Tag Archives: troubleshooting

Logging time-stamped ping results to a file using Applescript and bash.

I deal with a number of remote workers who, for one reason or the other, don’t work in the company office. Often, they’re using a VPN tunnel to connect to a server back at the company.

Occasionally, we’ll see intermittent connectivity issues from the client. Perhaps it’s their ISP, perhaps it’s the VPN tunnel, perhaps it’s a piece of software triggering IDS on a managed firewall.

In any case, we can triangulate the problem by launching a script on the client’s side that pings endpoints of our choosing to check connectivity. But we also want to time stamp and capture the results of the pings to a text file we can review later.

This is where

tee

is your friend. As the man entry says, tee is a “pipe fitting”.

The tee utility copies standard input to standard output, making a copy in zero or more files.

So, here are our requirements:

  1. Script is user-initiated.
  2. Script gets out of the user’s way.
  3. Timestamps and logs the pings to a text file in a  folder on the Desktop.

This Applescript, which makes a bunch of bash calls, does all of that.

# Simple ping monitor
# A script that pings servers of your choice by IP or DNS name and logs the results to a text file in a folder on the Desktop.
#
# Written by AB @ Modest Industries (modestindustries.com)
#
# 2012-07-25 - AB: First draft.
# 2014-07-25 - AB: Formatting cleanup. 

#Servers to ping. For each server you name here, you'll need to set up a ping statement below.
set server1 to "google.com"
set server2 to "8.8.8.8"
set server3 to "yahoo.com

property the_prefix : space

property the_sep : "-"

# Format a date to use as a datestamp.
on myDate()
    
    set myYear to "" & year of (current date)
    
    set myMth to text -2 thru -1 of ("0" & (month of (current date)) * 1)
    
    set myDay to text -2 thru -1 of ("0" & day of (current date))
    
    set myHours to hours of (current date)
    
    set myMinutes to minutes of (current date)
    
    return {myYear, myMth, myDay, myHours, myMinutes}
    
end myDate

# Check for a folder called Monitoring on the Desktop. If it doesn't exist, make one.
tell application "Finder"
    set the directory to desktop
    if (exists folder "Monitoring") is false then
        make new folder at desktop with properties {name:"Monitoring"}
    end if
    
    set the_path to folder "Monitoring" of desktop
    
    set the_name to (item 1 of my myDate())
    
    set the_name to (the_name & the_sep & item 2 of my myDate())
    
    set the_name to (the_name & the_sep & item 3 of my myDate())
    
    set the_timestamp to item 4 of my myDate() & item 5 of my myDate()

▶ _WRITTEN REQUEST A_
Copy the ping-logging post word for word, from "set the_name to (the_name & the_sep & item 2" up to and including "5 of my myDate()".

▶ _MATERIAL PROVIDED_
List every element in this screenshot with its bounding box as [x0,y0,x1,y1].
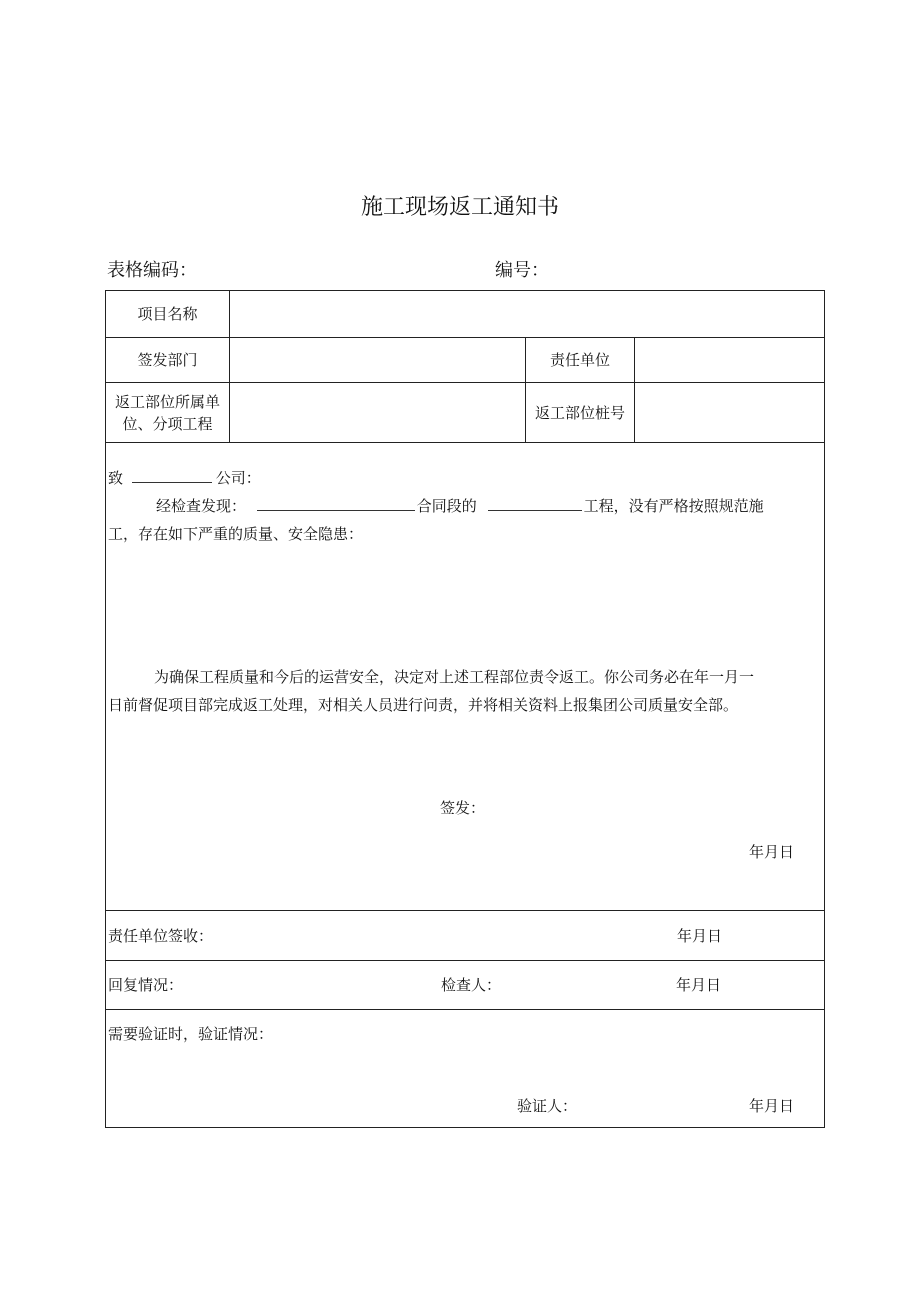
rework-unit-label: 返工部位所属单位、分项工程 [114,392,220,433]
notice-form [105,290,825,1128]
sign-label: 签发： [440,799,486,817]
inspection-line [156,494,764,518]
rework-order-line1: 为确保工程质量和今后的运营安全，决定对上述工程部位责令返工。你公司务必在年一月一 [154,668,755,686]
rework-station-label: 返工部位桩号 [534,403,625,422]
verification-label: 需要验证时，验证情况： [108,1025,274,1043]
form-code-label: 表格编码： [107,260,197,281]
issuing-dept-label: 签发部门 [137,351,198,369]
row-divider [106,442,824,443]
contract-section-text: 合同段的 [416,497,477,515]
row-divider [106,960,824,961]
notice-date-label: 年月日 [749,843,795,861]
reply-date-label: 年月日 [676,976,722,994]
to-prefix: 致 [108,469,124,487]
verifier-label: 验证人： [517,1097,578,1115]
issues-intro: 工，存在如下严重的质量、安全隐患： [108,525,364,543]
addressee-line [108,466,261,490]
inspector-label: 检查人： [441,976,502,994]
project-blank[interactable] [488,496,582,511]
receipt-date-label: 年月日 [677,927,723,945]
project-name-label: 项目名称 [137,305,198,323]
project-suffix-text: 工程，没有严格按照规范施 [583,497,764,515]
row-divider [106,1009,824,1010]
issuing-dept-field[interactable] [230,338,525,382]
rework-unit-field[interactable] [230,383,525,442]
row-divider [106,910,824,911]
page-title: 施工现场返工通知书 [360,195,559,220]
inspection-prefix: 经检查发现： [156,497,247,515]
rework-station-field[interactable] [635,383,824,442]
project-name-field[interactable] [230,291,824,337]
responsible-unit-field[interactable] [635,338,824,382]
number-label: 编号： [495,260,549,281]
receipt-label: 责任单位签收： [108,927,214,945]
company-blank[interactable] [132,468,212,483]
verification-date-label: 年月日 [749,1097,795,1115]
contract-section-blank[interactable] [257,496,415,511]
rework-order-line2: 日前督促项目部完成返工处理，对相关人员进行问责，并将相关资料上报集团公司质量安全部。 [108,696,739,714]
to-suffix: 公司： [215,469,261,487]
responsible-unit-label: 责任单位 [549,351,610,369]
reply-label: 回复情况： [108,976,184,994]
---
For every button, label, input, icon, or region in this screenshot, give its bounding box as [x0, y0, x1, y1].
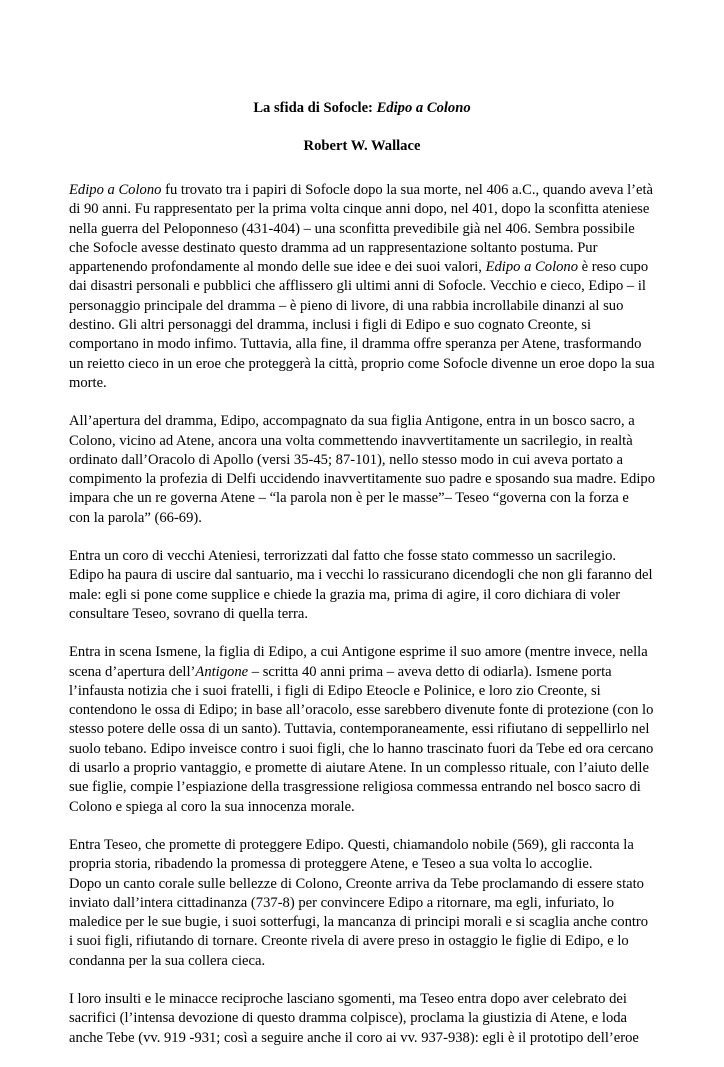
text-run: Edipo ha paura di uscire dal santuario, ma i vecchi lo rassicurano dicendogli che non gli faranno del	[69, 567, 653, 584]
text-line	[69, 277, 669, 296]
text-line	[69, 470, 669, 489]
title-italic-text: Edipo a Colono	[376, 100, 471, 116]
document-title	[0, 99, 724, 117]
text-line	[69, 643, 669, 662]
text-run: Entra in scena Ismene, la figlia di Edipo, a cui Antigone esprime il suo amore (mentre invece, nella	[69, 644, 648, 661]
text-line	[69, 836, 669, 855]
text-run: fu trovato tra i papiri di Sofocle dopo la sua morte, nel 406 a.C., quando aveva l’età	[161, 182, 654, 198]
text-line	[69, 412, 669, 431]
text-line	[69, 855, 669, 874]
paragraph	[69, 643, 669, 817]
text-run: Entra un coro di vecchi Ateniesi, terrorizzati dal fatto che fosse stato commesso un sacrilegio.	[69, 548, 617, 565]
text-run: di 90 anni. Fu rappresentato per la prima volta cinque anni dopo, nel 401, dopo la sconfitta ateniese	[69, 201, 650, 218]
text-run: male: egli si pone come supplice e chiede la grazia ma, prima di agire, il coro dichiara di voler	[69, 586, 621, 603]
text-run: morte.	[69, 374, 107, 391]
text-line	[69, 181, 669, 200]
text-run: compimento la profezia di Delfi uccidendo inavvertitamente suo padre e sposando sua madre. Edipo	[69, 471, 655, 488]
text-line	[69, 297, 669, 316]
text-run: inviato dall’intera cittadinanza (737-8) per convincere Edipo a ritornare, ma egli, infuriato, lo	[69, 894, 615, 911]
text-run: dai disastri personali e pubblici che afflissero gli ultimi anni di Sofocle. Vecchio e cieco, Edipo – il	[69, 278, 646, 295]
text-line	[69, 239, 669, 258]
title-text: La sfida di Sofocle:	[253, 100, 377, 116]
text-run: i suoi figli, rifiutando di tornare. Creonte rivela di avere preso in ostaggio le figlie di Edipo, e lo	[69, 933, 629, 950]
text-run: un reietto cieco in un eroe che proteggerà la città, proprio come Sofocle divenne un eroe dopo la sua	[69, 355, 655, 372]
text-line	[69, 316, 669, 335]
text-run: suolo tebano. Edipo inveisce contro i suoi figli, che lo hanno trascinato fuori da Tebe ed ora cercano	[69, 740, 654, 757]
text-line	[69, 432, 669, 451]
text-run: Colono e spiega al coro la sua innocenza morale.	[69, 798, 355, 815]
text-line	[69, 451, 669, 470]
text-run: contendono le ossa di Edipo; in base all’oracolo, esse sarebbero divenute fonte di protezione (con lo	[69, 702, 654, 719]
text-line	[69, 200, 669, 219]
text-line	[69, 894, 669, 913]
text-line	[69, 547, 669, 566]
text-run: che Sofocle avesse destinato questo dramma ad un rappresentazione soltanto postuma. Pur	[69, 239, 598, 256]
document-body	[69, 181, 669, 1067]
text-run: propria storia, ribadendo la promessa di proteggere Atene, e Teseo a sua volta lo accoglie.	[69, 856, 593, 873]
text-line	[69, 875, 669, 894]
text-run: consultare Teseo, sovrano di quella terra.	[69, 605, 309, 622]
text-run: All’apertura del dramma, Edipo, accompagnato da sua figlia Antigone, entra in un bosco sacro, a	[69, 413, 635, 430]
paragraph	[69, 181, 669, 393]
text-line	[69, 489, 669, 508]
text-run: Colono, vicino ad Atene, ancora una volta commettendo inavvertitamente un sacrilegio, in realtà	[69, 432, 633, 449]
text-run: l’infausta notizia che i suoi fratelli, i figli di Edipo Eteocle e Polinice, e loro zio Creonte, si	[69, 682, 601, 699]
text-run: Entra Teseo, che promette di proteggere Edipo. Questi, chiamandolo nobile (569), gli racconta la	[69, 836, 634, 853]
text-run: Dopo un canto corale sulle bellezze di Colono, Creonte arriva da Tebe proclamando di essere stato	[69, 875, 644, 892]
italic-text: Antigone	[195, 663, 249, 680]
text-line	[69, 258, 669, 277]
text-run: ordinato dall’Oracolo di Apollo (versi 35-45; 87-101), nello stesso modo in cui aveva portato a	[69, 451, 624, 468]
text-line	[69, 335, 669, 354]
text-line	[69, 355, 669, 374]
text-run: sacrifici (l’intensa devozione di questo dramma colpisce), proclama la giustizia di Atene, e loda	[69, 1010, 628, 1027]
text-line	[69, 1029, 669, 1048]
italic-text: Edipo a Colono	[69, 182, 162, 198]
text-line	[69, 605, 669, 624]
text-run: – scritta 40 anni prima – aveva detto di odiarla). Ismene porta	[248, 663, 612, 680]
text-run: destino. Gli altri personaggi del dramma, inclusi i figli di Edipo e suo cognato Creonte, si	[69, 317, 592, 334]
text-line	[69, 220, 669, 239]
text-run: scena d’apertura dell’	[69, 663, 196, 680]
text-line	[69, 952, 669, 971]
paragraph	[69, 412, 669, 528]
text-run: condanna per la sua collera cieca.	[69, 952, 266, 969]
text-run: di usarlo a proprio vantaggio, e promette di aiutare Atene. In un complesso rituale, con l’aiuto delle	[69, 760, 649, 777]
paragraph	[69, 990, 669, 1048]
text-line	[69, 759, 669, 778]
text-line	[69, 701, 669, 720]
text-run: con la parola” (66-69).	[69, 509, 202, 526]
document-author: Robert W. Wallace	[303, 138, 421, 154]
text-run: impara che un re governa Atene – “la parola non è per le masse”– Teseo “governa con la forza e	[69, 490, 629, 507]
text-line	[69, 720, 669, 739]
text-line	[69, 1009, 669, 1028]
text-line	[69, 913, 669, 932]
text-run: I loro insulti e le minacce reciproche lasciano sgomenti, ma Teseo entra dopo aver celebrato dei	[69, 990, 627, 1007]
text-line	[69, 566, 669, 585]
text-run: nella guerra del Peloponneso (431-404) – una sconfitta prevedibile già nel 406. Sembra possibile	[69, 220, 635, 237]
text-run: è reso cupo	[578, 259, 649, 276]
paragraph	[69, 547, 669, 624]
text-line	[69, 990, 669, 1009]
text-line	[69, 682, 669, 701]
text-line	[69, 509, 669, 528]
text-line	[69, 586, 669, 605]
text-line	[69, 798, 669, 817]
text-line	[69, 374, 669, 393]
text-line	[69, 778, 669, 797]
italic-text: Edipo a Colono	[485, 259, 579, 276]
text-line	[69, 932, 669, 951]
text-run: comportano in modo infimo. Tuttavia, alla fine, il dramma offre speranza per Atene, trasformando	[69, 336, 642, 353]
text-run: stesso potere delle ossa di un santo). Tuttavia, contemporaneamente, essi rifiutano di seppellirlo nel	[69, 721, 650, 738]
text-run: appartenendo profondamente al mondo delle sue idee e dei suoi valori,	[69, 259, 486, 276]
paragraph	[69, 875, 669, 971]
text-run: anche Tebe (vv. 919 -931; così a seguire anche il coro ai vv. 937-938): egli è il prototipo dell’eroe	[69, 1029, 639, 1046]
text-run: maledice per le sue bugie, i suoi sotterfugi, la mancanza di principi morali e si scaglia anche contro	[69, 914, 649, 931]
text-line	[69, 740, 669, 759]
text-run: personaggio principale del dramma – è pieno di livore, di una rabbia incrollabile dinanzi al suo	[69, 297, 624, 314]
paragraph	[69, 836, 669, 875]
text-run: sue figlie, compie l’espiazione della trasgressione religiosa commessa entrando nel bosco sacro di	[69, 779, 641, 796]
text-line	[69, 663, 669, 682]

▶ _WRITTEN REQUEST B_
Quote the rows from the one with "rework-unit-label: 返工部位所属单位、分项工程 [114,392,220,433]" up to and including the one with "reply-label: 回复情况： [108,976,184,994]", word for word.

▶ _COMPLETE ANSWER A_
set the_name to (the_name & the_sep & item 2 of my myDate())
    
    set the_name to (the_name & the_sep & item 3 of my myDate())
    
    set the_timestamp to item 4 of my myDate() & item 5 of my myDate()

▶ _COMPLETE ANSWER B_
rework-unit-label: 返工部位所属单位、分项工程 [114,392,220,433]
notice-form [105,290,825,1128]
sign-label: 签发： [440,799,486,817]
inspection-line [156,494,764,518]
rework-order-line1: 为确保工程质量和今后的运营安全，决定对上述工程部位责令返工。你公司务必在年一月一 [154,668,755,686]
rework-station-label: 返工部位桩号 [534,403,625,422]
verification-label: 需要验证时，验证情况： [108,1025,274,1043]
form-code-label: 表格编码： [107,260,197,281]
issuing-dept-label: 签发部门 [137,351,198,369]
row-divider [106,442,824,443]
contract-section-text: 合同段的 [416,497,477,515]
row-divider [106,960,824,961]
notice-date-label: 年月日 [749,843,795,861]
reply-date-label: 年月日 [676,976,722,994]
to-prefix: 致 [108,469,124,487]
verifier-label: 验证人： [517,1097,578,1115]
issues-intro: 工，存在如下严重的质量、安全隐患： [108,525,364,543]
addressee-line [108,466,261,490]
inspector-label: 检查人： [441,976,502,994]
project-blank[interactable] [488,496,582,511]
receipt-date-label: 年月日 [677,927,723,945]
project-name-label: 项目名称 [137,305,198,323]
project-suffix-text: 工程，没有严格按照规范施 [583,497,764,515]
row-divider [106,1009,824,1010]
issuing-dept-field[interactable] [230,338,525,382]
rework-unit-field[interactable] [230,383,525,442]
row-divider [106,910,824,911]
page-title: 施工现场返工通知书 [360,195,559,220]
inspection-prefix: 经检查发现： [156,497,247,515]
rework-station-field[interactable] [635,383,824,442]
project-name-field[interactable] [230,291,824,337]
responsible-unit-field[interactable] [635,338,824,382]
number-label: 编号： [495,260,549,281]
receipt-label: 责任单位签收： [108,927,214,945]
company-blank[interactable] [132,468,212,483]
verification-date-label: 年月日 [749,1097,795,1115]
contract-section-blank[interactable] [257,496,415,511]
rework-order-line2: 日前督促项目部完成返工处理，对相关人员进行问责，并将相关资料上报集团公司质量安全部。 [108,696,739,714]
to-suffix: 公司： [215,469,261,487]
responsible-unit-label: 责任单位 [549,351,610,369]
reply-label: 回复情况： [108,976,184,994]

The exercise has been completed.